» Task prompt: Note each line of the listing that contains the string "page", and copy it.

----

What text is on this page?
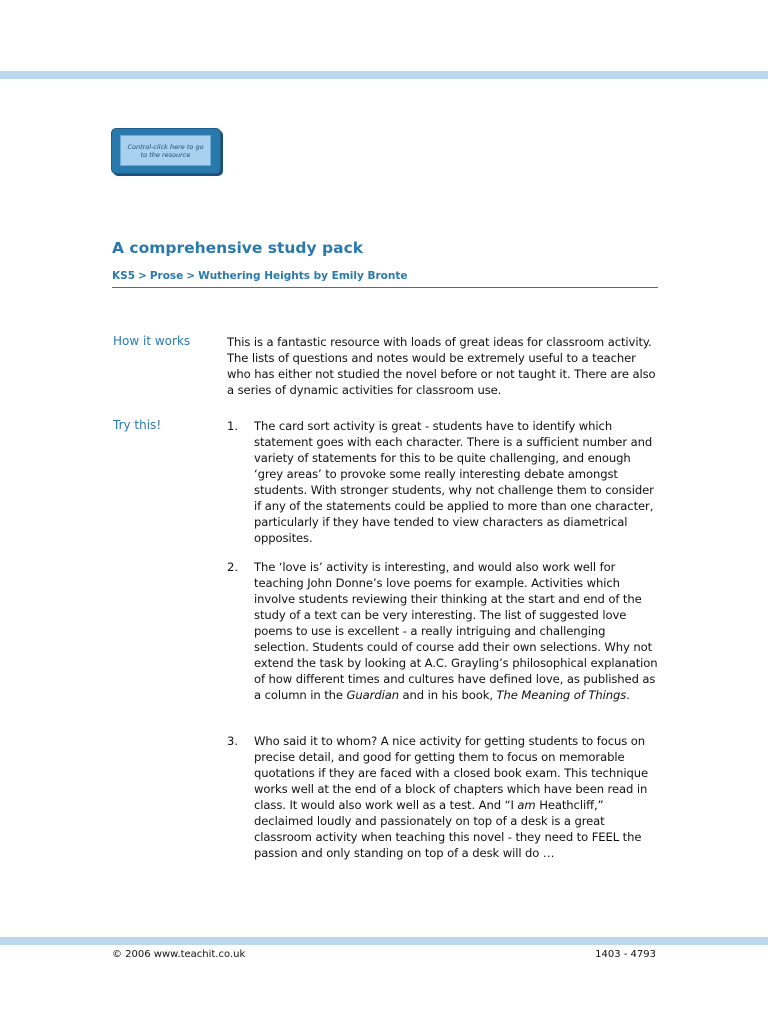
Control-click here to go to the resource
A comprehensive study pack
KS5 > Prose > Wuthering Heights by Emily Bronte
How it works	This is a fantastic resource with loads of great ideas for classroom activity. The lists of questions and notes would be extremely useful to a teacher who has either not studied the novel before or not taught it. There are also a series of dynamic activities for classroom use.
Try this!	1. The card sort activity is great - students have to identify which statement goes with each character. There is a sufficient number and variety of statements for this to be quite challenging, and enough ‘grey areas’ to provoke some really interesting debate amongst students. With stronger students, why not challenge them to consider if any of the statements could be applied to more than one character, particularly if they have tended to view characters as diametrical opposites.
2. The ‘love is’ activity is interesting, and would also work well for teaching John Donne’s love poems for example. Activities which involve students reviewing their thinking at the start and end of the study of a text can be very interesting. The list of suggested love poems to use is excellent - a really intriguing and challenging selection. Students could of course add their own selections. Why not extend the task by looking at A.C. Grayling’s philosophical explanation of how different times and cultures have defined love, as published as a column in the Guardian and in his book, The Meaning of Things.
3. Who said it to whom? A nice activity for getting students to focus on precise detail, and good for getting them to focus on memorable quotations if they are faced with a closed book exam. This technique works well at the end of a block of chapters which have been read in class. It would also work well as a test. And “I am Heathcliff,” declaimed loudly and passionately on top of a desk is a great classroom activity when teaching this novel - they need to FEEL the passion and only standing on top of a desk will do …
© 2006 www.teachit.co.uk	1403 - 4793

----

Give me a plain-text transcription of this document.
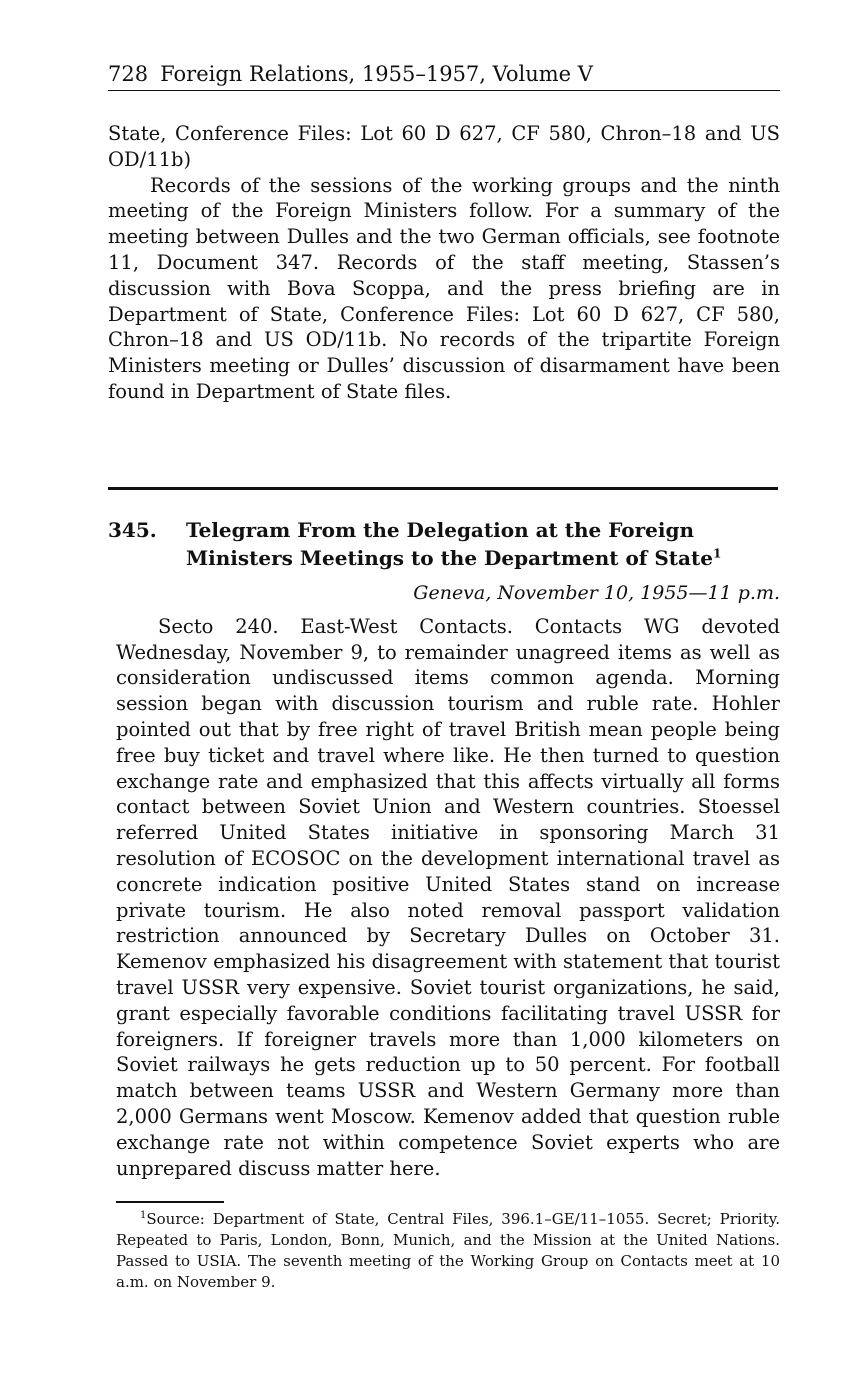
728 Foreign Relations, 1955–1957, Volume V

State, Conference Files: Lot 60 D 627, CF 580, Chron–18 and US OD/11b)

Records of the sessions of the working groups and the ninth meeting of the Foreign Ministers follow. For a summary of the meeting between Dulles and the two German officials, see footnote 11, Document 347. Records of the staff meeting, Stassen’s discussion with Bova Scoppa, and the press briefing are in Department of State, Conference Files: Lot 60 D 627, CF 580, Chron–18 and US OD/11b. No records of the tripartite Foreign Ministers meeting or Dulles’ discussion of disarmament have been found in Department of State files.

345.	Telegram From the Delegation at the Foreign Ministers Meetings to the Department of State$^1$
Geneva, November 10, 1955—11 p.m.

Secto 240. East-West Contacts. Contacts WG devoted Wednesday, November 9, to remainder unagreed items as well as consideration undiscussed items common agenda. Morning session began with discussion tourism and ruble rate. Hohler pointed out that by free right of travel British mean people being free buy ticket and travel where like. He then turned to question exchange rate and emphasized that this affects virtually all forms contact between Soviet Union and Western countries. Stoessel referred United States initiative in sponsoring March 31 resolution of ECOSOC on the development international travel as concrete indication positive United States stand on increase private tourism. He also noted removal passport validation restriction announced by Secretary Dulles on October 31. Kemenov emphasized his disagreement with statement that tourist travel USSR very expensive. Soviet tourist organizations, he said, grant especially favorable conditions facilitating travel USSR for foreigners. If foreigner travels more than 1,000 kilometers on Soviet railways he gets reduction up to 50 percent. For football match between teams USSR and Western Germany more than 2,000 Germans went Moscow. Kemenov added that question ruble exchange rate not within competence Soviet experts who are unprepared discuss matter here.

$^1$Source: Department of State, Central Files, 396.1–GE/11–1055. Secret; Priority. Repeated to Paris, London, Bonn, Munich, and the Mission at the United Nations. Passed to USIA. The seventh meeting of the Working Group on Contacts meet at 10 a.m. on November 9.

----

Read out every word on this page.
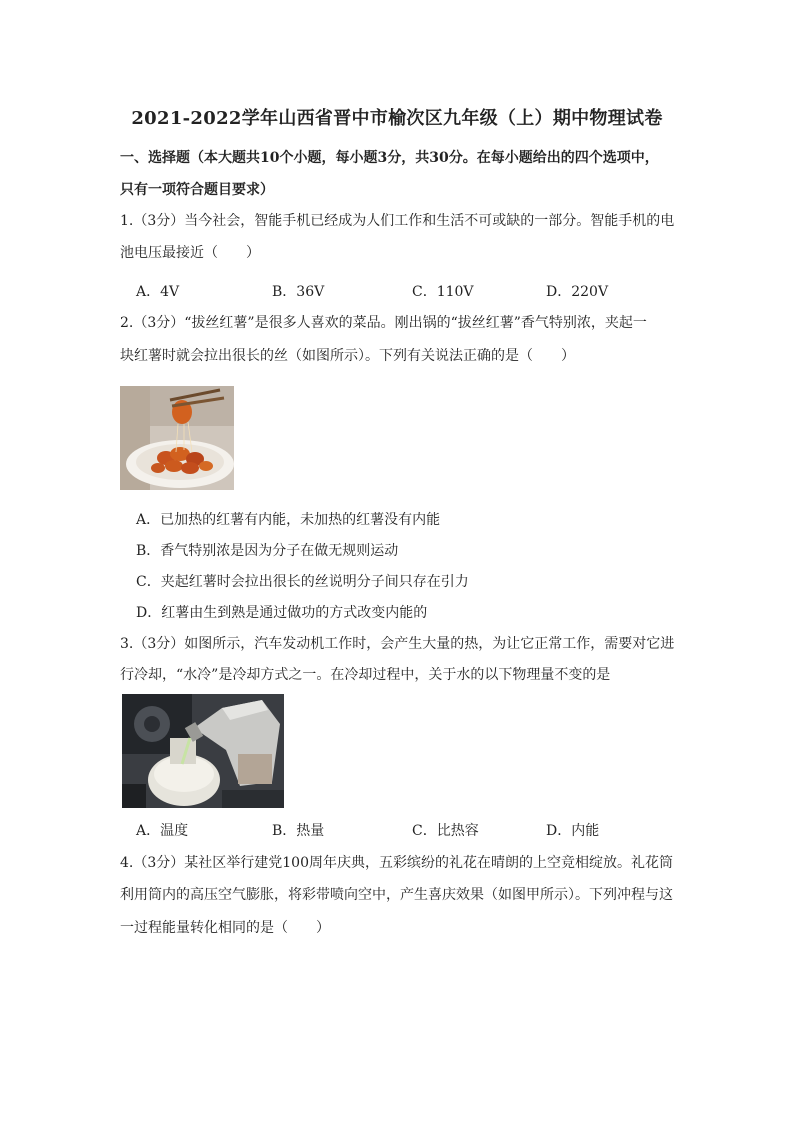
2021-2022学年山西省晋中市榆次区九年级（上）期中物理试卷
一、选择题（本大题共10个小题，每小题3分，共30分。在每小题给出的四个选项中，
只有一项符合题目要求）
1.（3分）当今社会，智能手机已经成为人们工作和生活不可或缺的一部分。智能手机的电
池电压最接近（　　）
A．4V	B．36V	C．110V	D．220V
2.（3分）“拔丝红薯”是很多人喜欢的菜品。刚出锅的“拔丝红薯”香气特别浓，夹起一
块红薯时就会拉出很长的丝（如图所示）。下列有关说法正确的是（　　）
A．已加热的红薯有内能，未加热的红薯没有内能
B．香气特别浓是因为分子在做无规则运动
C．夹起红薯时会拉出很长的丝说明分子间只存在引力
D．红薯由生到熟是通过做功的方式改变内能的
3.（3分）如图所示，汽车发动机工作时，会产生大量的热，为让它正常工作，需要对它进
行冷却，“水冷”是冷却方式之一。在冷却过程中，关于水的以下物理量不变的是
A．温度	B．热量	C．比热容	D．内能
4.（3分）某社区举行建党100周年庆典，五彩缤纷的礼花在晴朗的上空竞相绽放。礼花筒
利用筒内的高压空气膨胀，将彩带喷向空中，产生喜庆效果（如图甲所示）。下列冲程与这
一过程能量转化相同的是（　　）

----

» The result:
What text is on this page?
Read out every word on this page.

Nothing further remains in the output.